> **YOUR TASK**
Each line below that carries the string "exposure" must appear in the answer.

> **DATASET RECORDS**

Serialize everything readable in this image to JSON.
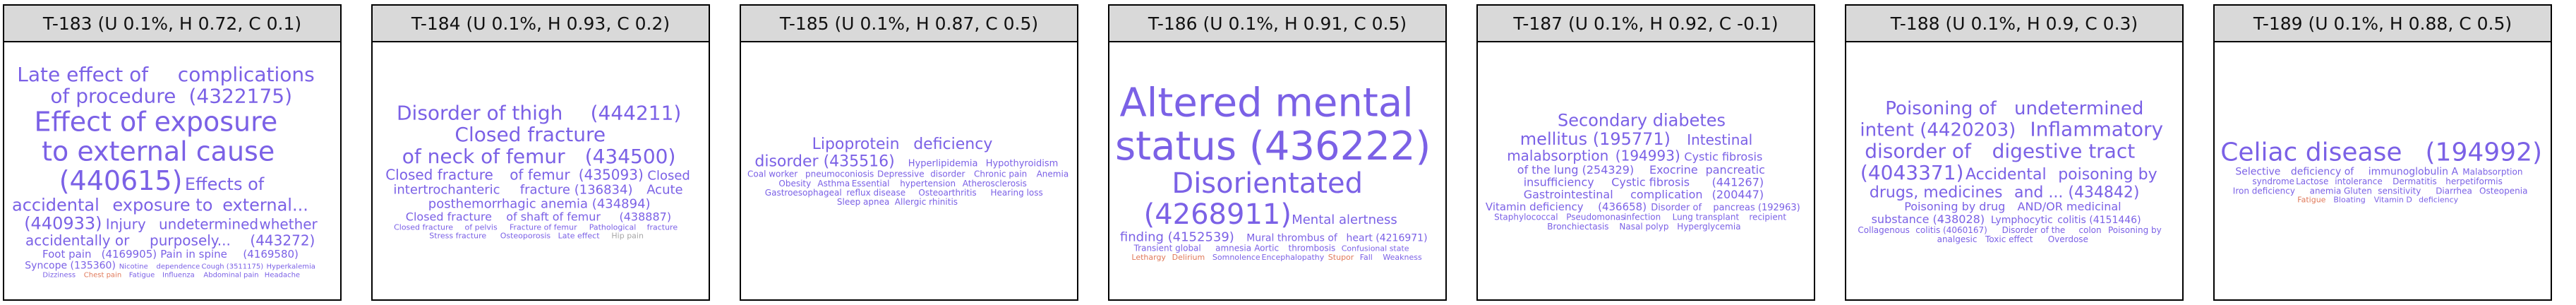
{
  "colors": {
    "purple": "#7b61e6",
    "dark_purple": "#5a3fd0",
    "orange": "#e0795a",
    "grey": "#a6a6a6",
    "violet_grey": "#9b8fd9"
  },
  "chart_data": [
    {
      "type": "wordcloud",
      "title": "T-183 (U 0.1%, H 0.72, C 0.1)",
      "words": [
        {
          "text": "Late effect of",
          "size": 28,
          "color": "purple"
        },
        {
          "text": "complications",
          "size": 28,
          "color": "purple"
        },
        {
          "text": "of procedure",
          "size": 28,
          "color": "purple"
        },
        {
          "text": "(4322175)",
          "size": 28,
          "color": "purple"
        },
        {
          "text": "Effect of exposure",
          "size": 38,
          "color": "purple"
        },
        {
          "text": "to external cause",
          "size": 38,
          "color": "purple"
        },
        {
          "text": "(440615)",
          "size": 38,
          "color": "purple"
        },
        {
          "text": "Effects of",
          "size": 24,
          "color": "purple"
        },
        {
          "text": "accidental",
          "size": 24,
          "color": "purple"
        },
        {
          "text": "exposure to",
          "size": 24,
          "color": "purple"
        },
        {
          "text": "external...",
          "size": 24,
          "color": "purple"
        },
        {
          "text": "(440933)",
          "size": 24,
          "color": "purple"
        },
        {
          "text": "Injury",
          "size": 20,
          "color": "purple"
        },
        {
          "text": "undetermined",
          "size": 20,
          "color": "purple"
        },
        {
          "text": "whether",
          "size": 20,
          "color": "purple"
        },
        {
          "text": "accidentally or",
          "size": 20,
          "color": "purple"
        },
        {
          "text": "purposely...",
          "size": 20,
          "color": "purple"
        },
        {
          "text": "(443272)",
          "size": 20,
          "color": "purple"
        },
        {
          "text": "Foot pain",
          "size": 15,
          "color": "purple"
        },
        {
          "text": "(4169905)",
          "size": 15,
          "color": "purple"
        },
        {
          "text": "Pain in spine",
          "size": 15,
          "color": "purple"
        },
        {
          "text": "(4169580)",
          "size": 15,
          "color": "purple"
        },
        {
          "text": "Syncope (135360)",
          "size": 14,
          "color": "purple"
        },
        {
          "text": "Nicotine",
          "size": 10,
          "color": "purple"
        },
        {
          "text": "dependence",
          "size": 10,
          "color": "purple"
        },
        {
          "text": "Cough (3511175)",
          "size": 10,
          "color": "purple"
        },
        {
          "text": "Hyperkalemia",
          "size": 10,
          "color": "purple"
        },
        {
          "text": "Dizziness",
          "size": 10,
          "color": "purple"
        },
        {
          "text": "Chest pain",
          "size": 10,
          "color": "orange"
        },
        {
          "text": "Fatigue",
          "size": 10,
          "color": "purple"
        },
        {
          "text": "Influenza",
          "size": 10,
          "color": "purple"
        },
        {
          "text": "Abdominal pain",
          "size": 10,
          "color": "purple"
        },
        {
          "text": "Headache",
          "size": 10,
          "color": "purple"
        }
      ]
    },
    {
      "type": "wordcloud",
      "title": "T-184 (U 0.1%, H 0.93, C 0.2)",
      "words": [
        {
          "text": "Disorder of thigh",
          "size": 28,
          "color": "purple"
        },
        {
          "text": "(444211)",
          "size": 28,
          "color": "purple"
        },
        {
          "text": "Closed fracture",
          "size": 28,
          "color": "purple"
        },
        {
          "text": "of neck of femur",
          "size": 28,
          "color": "purple"
        },
        {
          "text": "(434500)",
          "size": 28,
          "color": "purple"
        },
        {
          "text": "Closed fracture",
          "size": 20,
          "color": "purple"
        },
        {
          "text": "of femur",
          "size": 20,
          "color": "purple"
        },
        {
          "text": "(435093)",
          "size": 20,
          "color": "purple"
        },
        {
          "text": "Closed",
          "size": 18,
          "color": "purple"
        },
        {
          "text": "intertrochanteric",
          "size": 18,
          "color": "purple"
        },
        {
          "text": "fracture (136834)",
          "size": 18,
          "color": "purple"
        },
        {
          "text": "Acute",
          "size": 18,
          "color": "purple"
        },
        {
          "text": "posthemorrhagic",
          "size": 18,
          "color": "purple"
        },
        {
          "text": "anemia (434894)",
          "size": 18,
          "color": "purple"
        },
        {
          "text": "Closed fracture",
          "size": 16,
          "color": "purple"
        },
        {
          "text": "of shaft of femur",
          "size": 16,
          "color": "purple"
        },
        {
          "text": "(438887)",
          "size": 16,
          "color": "purple"
        },
        {
          "text": "Closed fracture",
          "size": 11,
          "color": "purple"
        },
        {
          "text": "of pelvis",
          "size": 11,
          "color": "purple"
        },
        {
          "text": "Fracture of femur",
          "size": 11,
          "color": "purple"
        },
        {
          "text": "Pathological",
          "size": 11,
          "color": "purple"
        },
        {
          "text": "fracture",
          "size": 11,
          "color": "purple"
        },
        {
          "text": "Stress fracture",
          "size": 11,
          "color": "purple"
        },
        {
          "text": "Osteoporosis",
          "size": 11,
          "color": "purple"
        },
        {
          "text": "Late effect",
          "size": 11,
          "color": "purple"
        },
        {
          "text": "Hip pain",
          "size": 11,
          "color": "grey"
        }
      ]
    },
    {
      "type": "wordcloud",
      "title": "T-185 (U 0.1%, H 0.87, C 0.5)",
      "words": [
        {
          "text": "Lipoprotein",
          "size": 22,
          "color": "purple"
        },
        {
          "text": "deficiency",
          "size": 22,
          "color": "purple"
        },
        {
          "text": "disorder (435516)",
          "size": 22,
          "color": "purple"
        },
        {
          "text": "Hyperlipidemia",
          "size": 13,
          "color": "purple"
        },
        {
          "text": "Hypothyroidism",
          "size": 13,
          "color": "purple"
        },
        {
          "text": "Coal worker",
          "size": 12,
          "color": "purple"
        },
        {
          "text": "pneumoconiosis",
          "size": 12,
          "color": "purple"
        },
        {
          "text": "Depressive",
          "size": 12,
          "color": "purple"
        },
        {
          "text": "disorder",
          "size": 12,
          "color": "purple"
        },
        {
          "text": "Chronic pain",
          "size": 12,
          "color": "purple"
        },
        {
          "text": "Anemia",
          "size": 12,
          "color": "purple"
        },
        {
          "text": "Obesity",
          "size": 12,
          "color": "purple"
        },
        {
          "text": "Asthma",
          "size": 12,
          "color": "purple"
        },
        {
          "text": "Essential",
          "size": 12,
          "color": "purple"
        },
        {
          "text": "hypertension",
          "size": 12,
          "color": "purple"
        },
        {
          "text": "Atherosclerosis",
          "size": 12,
          "color": "purple"
        },
        {
          "text": "Gastroesophageal",
          "size": 12,
          "color": "purple"
        },
        {
          "text": "reflux disease",
          "size": 12,
          "color": "purple"
        },
        {
          "text": "Osteoarthritis",
          "size": 12,
          "color": "purple"
        },
        {
          "text": "Hearing loss",
          "size": 12,
          "color": "purple"
        },
        {
          "text": "Sleep apnea",
          "size": 12,
          "color": "purple"
        },
        {
          "text": "Allergic rhinitis",
          "size": 12,
          "color": "purple"
        }
      ]
    },
    {
      "type": "wordcloud",
      "title": "T-186 (U 0.1%, H 0.91, C 0.5)",
      "words": [
        {
          "text": "Altered mental",
          "size": 56,
          "color": "purple"
        },
        {
          "text": "status (436222)",
          "size": 56,
          "color": "purple"
        },
        {
          "text": "Disorientated",
          "size": 40,
          "color": "purple"
        },
        {
          "text": "(4268911)",
          "size": 40,
          "color": "purple"
        },
        {
          "text": "Mental alertness",
          "size": 18,
          "color": "purple"
        },
        {
          "text": "finding (4152539)",
          "size": 18,
          "color": "purple"
        },
        {
          "text": "Mural thrombus of",
          "size": 14,
          "color": "purple"
        },
        {
          "text": "heart (4216971)",
          "size": 14,
          "color": "purple"
        },
        {
          "text": "Transient global",
          "size": 12,
          "color": "purple"
        },
        {
          "text": "amnesia",
          "size": 12,
          "color": "purple"
        },
        {
          "text": "Aortic",
          "size": 12,
          "color": "purple"
        },
        {
          "text": "thrombosis",
          "size": 12,
          "color": "purple"
        },
        {
          "text": "Confusional state",
          "size": 11,
          "color": "purple"
        },
        {
          "text": "Lethargy",
          "size": 11,
          "color": "orange"
        },
        {
          "text": "Delirium",
          "size": 11,
          "color": "orange"
        },
        {
          "text": "Somnolence",
          "size": 11,
          "color": "purple"
        },
        {
          "text": "Encephalopathy",
          "size": 11,
          "color": "purple"
        },
        {
          "text": "Stupor",
          "size": 11,
          "color": "orange"
        },
        {
          "text": "Fall",
          "size": 11,
          "color": "purple"
        },
        {
          "text": "Weakness",
          "size": 11,
          "color": "purple"
        }
      ]
    },
    {
      "type": "wordcloud",
      "title": "T-187 (U 0.1%, H 0.92, C -0.1)",
      "words": [
        {
          "text": "Secondary diabetes",
          "size": 24,
          "color": "purple"
        },
        {
          "text": "mellitus (195771)",
          "size": 24,
          "color": "purple"
        },
        {
          "text": "Intestinal",
          "size": 20,
          "color": "purple"
        },
        {
          "text": "malabsorption",
          "size": 20,
          "color": "purple"
        },
        {
          "text": "(194993)",
          "size": 20,
          "color": "purple"
        },
        {
          "text": "Cystic fibrosis",
          "size": 16,
          "color": "purple"
        },
        {
          "text": "of the lung (254329)",
          "size": 16,
          "color": "purple"
        },
        {
          "text": "Exocrine",
          "size": 16,
          "color": "purple"
        },
        {
          "text": "pancreatic",
          "size": 16,
          "color": "purple"
        },
        {
          "text": "insufficiency",
          "size": 16,
          "color": "purple"
        },
        {
          "text": "Cystic fibrosis",
          "size": 16,
          "color": "purple"
        },
        {
          "text": "(441267)",
          "size": 16,
          "color": "purple"
        },
        {
          "text": "Gastrointestinal",
          "size": 16,
          "color": "purple"
        },
        {
          "text": "complication",
          "size": 16,
          "color": "purple"
        },
        {
          "text": "(200447)",
          "size": 16,
          "color": "purple"
        },
        {
          "text": "Vitamin deficiency",
          "size": 15,
          "color": "purple"
        },
        {
          "text": "(436658)",
          "size": 15,
          "color": "purple"
        },
        {
          "text": "Disorder of",
          "size": 13,
          "color": "purple"
        },
        {
          "text": "pancreas (192963)",
          "size": 13,
          "color": "purple"
        },
        {
          "text": "Staphylococcal",
          "size": 12,
          "color": "purple"
        },
        {
          "text": "Pseudomonas",
          "size": 12,
          "color": "purple"
        },
        {
          "text": "infection",
          "size": 12,
          "color": "purple"
        },
        {
          "text": "Lung transplant",
          "size": 12,
          "color": "purple"
        },
        {
          "text": "recipient",
          "size": 12,
          "color": "purple"
        },
        {
          "text": "Bronchiectasis",
          "size": 12,
          "color": "purple"
        },
        {
          "text": "Nasal polyp",
          "size": 12,
          "color": "purple"
        },
        {
          "text": "Hyperglycemia",
          "size": 12,
          "color": "purple"
        }
      ]
    },
    {
      "type": "wordcloud",
      "title": "T-188 (U 0.1%, H 0.9, C 0.3)",
      "words": [
        {
          "text": "Poisoning of",
          "size": 26,
          "color": "purple"
        },
        {
          "text": "undetermined",
          "size": 26,
          "color": "purple"
        },
        {
          "text": "intent (4420203)",
          "size": 26,
          "color": "purple"
        },
        {
          "text": "Inflammatory",
          "size": 28,
          "color": "purple"
        },
        {
          "text": "disorder of",
          "size": 28,
          "color": "purple"
        },
        {
          "text": "digestive tract",
          "size": 28,
          "color": "purple"
        },
        {
          "text": "(4043371)",
          "size": 28,
          "color": "purple"
        },
        {
          "text": "Accidental",
          "size": 22,
          "color": "purple"
        },
        {
          "text": "poisoning by",
          "size": 22,
          "color": "purple"
        },
        {
          "text": "drugs, medicines",
          "size": 22,
          "color": "purple"
        },
        {
          "text": "and ... (434842)",
          "size": 22,
          "color": "purple"
        },
        {
          "text": "Poisoning by drug",
          "size": 16,
          "color": "purple"
        },
        {
          "text": "AND/OR medicinal",
          "size": 16,
          "color": "purple"
        },
        {
          "text": "substance (438028)",
          "size": 16,
          "color": "purple"
        },
        {
          "text": "Lymphocytic",
          "size": 14,
          "color": "purple"
        },
        {
          "text": "colitis (4151446)",
          "size": 14,
          "color": "purple"
        },
        {
          "text": "Collagenous",
          "size": 12,
          "color": "purple"
        },
        {
          "text": "colitis (4060167)",
          "size": 12,
          "color": "purple"
        },
        {
          "text": "Disorder of the",
          "size": 12,
          "color": "purple"
        },
        {
          "text": "colon",
          "size": 12,
          "color": "purple"
        },
        {
          "text": "Poisoning by",
          "size": 12,
          "color": "purple"
        },
        {
          "text": "analgesic",
          "size": 12,
          "color": "purple"
        },
        {
          "text": "Toxic effect",
          "size": 12,
          "color": "purple"
        },
        {
          "text": "Overdose",
          "size": 12,
          "color": "purple"
        }
      ]
    },
    {
      "type": "wordcloud",
      "title": "T-189 (U 0.1%, H 0.88, C 0.5)",
      "words": [
        {
          "text": "Celiac disease",
          "size": 36,
          "color": "purple"
        },
        {
          "text": "(194992)",
          "size": 36,
          "color": "purple"
        },
        {
          "text": "Selective",
          "size": 14,
          "color": "purple"
        },
        {
          "text": "deficiency of",
          "size": 14,
          "color": "purple"
        },
        {
          "text": "immunoglobulin A",
          "size": 14,
          "color": "purple"
        },
        {
          "text": "Malabsorption",
          "size": 12,
          "color": "purple"
        },
        {
          "text": "syndrome",
          "size": 12,
          "color": "purple"
        },
        {
          "text": "Lactose",
          "size": 12,
          "color": "purple"
        },
        {
          "text": "intolerance",
          "size": 12,
          "color": "purple"
        },
        {
          "text": "Dermatitis",
          "size": 12,
          "color": "purple"
        },
        {
          "text": "herpetiformis",
          "size": 12,
          "color": "purple"
        },
        {
          "text": "Iron deficiency",
          "size": 12,
          "color": "purple"
        },
        {
          "text": "anemia",
          "size": 12,
          "color": "purple"
        },
        {
          "text": "Gluten",
          "size": 12,
          "color": "purple"
        },
        {
          "text": "sensitivity",
          "size": 12,
          "color": "purple"
        },
        {
          "text": "Diarrhea",
          "size": 12,
          "color": "purple"
        },
        {
          "text": "Osteopenia",
          "size": 12,
          "color": "purple"
        },
        {
          "text": "Fatigue",
          "size": 11,
          "color": "orange"
        },
        {
          "text": "Bloating",
          "size": 11,
          "color": "purple"
        },
        {
          "text": "Vitamin D",
          "size": 11,
          "color": "purple"
        },
        {
          "text": "deficiency",
          "size": 11,
          "color": "purple"
        }
      ]
    }
  ]
}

> **EXPECTED OUTPUT**
          "text": "Effect of exposure",
          "text": "exposure to",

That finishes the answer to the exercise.